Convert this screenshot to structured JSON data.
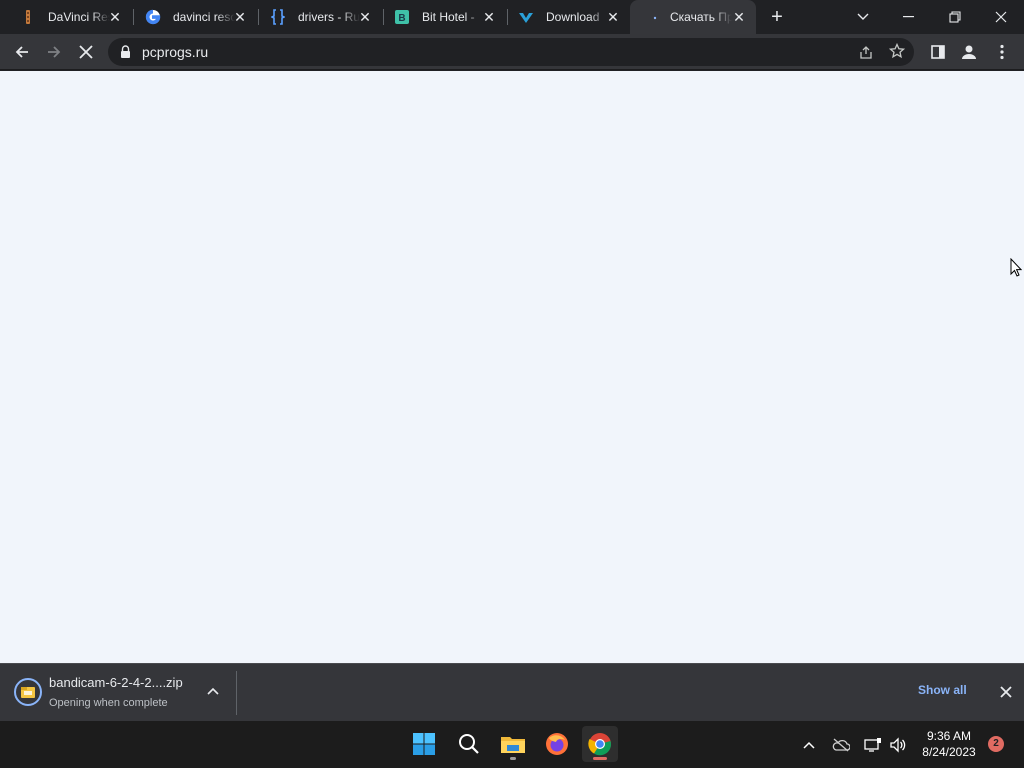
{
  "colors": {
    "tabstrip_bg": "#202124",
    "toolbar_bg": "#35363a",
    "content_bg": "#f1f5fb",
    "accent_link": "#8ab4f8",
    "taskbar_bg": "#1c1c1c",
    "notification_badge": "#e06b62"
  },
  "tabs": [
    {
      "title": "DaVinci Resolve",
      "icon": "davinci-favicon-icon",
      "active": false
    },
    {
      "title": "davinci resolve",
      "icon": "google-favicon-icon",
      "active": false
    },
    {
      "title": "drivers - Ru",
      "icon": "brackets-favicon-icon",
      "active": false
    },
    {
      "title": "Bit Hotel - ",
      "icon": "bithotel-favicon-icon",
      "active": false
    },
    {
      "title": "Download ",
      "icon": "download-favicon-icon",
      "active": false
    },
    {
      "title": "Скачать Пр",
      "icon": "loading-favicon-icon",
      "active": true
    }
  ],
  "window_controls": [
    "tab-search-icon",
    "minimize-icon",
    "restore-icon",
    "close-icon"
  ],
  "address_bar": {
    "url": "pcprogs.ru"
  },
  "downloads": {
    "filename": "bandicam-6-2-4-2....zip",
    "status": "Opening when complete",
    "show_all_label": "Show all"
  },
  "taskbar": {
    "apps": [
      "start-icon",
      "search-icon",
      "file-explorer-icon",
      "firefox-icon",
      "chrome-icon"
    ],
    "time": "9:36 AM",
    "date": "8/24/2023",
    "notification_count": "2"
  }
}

**Do this**
Each record must be quoted in full and exactly. Do not include the pictures.

**Finished exercise**
Convert this screenshot to structured JSON data.
{
  "colors": {
    "tabstrip_bg": "#202124",
    "toolbar_bg": "#35363a",
    "content_bg": "#f1f5fb",
    "accent_link": "#8ab4f8",
    "taskbar_bg": "#1c1c1c",
    "notification_badge": "#e06b62"
  },
  "tabs": [
    {
      "title": "DaVinci Resolve",
      "icon": "davinci-favicon-icon",
      "active": false
    },
    {
      "title": "davinci resolve",
      "icon": "google-favicon-icon",
      "active": false
    },
    {
      "title": "drivers - Ru",
      "icon": "brackets-favicon-icon",
      "active": false
    },
    {
      "title": "Bit Hotel - ",
      "icon": "bithotel-favicon-icon",
      "active": false
    },
    {
      "title": "Download ",
      "icon": "download-favicon-icon",
      "active": false
    },
    {
      "title": "Скачать Пр",
      "icon": "loading-favicon-icon",
      "active": true
    }
  ],
  "window_controls": [
    "tab-search-icon",
    "minimize-icon",
    "restore-icon",
    "close-icon"
  ],
  "address_bar": {
    "url": "pcprogs.ru"
  },
  "downloads": {
    "filename": "bandicam-6-2-4-2....zip",
    "status": "Opening when complete",
    "show_all_label": "Show all"
  },
  "taskbar": {
    "apps": [
      "start-icon",
      "search-icon",
      "file-explorer-icon",
      "firefox-icon",
      "chrome-icon"
    ],
    "time": "9:36 AM",
    "date": "8/24/2023",
    "notification_count": "2"
  }
}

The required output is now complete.